Layout region records:
——————————

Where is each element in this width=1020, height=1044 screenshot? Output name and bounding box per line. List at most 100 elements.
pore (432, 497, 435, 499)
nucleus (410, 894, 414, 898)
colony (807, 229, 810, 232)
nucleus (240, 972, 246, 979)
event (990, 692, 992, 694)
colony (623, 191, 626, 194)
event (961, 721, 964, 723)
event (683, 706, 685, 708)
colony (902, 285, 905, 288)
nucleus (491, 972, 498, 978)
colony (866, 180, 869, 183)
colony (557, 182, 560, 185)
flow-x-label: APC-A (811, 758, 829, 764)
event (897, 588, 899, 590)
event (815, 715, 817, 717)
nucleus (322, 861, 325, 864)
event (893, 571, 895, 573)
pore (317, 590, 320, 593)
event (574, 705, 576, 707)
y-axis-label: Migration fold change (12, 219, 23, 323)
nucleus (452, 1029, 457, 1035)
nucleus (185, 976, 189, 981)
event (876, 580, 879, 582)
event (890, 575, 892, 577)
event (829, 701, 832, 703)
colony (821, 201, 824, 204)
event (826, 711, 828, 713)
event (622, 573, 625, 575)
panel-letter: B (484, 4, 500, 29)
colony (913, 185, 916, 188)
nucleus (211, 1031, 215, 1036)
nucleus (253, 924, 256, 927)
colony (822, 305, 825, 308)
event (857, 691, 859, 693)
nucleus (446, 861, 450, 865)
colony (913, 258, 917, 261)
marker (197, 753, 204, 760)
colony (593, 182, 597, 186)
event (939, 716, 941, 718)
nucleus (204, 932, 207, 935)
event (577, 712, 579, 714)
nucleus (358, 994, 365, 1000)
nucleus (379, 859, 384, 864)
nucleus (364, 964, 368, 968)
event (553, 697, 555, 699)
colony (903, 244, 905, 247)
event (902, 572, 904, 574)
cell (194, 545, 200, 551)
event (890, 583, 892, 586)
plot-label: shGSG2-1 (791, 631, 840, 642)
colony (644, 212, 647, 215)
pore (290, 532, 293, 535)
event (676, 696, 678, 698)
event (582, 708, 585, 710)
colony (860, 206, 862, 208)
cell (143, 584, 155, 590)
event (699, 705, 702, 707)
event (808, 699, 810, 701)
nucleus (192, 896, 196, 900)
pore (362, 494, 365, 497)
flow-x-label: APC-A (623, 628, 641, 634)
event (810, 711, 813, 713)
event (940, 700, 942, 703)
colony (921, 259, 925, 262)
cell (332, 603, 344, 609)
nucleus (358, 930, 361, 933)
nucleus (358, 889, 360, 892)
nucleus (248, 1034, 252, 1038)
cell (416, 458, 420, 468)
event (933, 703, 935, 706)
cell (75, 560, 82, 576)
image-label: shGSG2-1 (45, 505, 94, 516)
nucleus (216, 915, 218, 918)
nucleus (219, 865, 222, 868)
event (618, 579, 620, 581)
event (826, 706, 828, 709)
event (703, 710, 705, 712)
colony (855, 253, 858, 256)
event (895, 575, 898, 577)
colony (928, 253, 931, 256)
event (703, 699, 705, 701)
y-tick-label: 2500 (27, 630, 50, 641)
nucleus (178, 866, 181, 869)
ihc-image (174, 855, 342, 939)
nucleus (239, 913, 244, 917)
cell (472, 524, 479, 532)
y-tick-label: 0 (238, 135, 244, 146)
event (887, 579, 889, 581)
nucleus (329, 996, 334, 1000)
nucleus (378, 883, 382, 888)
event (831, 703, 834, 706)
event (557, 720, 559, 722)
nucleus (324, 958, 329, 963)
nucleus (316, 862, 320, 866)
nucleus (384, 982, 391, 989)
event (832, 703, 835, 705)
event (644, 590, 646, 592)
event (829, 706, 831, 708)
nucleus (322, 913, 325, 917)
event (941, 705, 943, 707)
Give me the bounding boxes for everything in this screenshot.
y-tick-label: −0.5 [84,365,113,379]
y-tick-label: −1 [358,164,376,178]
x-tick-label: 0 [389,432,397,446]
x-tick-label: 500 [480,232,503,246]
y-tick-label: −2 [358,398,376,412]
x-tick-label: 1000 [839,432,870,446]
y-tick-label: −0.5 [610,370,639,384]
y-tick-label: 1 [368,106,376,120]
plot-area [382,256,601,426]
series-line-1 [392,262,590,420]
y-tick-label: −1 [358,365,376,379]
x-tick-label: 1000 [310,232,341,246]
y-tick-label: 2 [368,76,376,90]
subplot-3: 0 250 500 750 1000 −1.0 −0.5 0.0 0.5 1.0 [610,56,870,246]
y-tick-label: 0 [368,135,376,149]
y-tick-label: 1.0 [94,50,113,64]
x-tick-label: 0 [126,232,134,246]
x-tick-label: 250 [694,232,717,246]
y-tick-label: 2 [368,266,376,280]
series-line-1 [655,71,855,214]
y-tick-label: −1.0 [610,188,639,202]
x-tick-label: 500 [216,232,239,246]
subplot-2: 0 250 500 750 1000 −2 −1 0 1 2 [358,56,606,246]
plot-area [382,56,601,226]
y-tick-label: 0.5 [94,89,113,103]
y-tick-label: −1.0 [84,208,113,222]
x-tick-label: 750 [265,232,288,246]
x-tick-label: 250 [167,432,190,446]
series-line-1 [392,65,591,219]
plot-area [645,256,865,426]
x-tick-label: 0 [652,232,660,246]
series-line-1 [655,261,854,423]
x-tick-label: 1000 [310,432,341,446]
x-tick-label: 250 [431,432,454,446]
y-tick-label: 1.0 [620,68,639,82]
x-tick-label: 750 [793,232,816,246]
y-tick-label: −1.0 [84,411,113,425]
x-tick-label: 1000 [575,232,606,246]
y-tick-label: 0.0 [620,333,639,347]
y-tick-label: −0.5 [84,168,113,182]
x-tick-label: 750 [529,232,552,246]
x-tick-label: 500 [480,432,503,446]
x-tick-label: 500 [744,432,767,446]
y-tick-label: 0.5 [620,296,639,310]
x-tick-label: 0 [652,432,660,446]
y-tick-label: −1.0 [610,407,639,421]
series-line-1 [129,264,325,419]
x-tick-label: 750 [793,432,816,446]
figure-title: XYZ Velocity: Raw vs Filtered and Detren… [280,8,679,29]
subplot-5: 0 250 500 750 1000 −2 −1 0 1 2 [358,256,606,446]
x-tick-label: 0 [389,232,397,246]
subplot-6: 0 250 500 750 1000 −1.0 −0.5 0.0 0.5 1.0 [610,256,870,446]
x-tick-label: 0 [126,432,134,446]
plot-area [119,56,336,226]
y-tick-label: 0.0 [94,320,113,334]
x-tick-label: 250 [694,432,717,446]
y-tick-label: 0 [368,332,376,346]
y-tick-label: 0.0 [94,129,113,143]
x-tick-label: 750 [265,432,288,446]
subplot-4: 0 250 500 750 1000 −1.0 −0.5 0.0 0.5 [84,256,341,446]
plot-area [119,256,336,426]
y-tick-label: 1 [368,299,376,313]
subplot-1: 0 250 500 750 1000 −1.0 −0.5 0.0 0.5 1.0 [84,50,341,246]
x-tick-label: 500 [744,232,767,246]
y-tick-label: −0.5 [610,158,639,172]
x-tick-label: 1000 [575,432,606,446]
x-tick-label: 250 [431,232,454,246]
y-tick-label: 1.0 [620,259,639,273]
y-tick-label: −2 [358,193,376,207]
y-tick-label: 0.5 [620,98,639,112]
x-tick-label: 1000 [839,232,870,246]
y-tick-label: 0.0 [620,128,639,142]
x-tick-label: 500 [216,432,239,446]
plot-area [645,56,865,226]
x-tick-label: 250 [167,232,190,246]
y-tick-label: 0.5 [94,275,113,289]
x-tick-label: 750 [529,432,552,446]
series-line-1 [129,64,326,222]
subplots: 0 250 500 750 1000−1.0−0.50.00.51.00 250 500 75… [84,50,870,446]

——————————

* [PROBLEM DETAILS]: Update the entries from the first line through the line containing "event (683, 706, 685, 708)": replace "colony" with "cluster" and leave everything else unchanged.

* [FINAL RESULT]:
Where is each element in this width=1020, height=1044 screenshot? Output name and bounding box per line. List at most 100 elements.
pore (432, 497, 435, 499)
nucleus (410, 894, 414, 898)
cluster (807, 229, 810, 232)
nucleus (240, 972, 246, 979)
event (990, 692, 992, 694)
cluster (623, 191, 626, 194)
event (961, 721, 964, 723)
event (683, 706, 685, 708)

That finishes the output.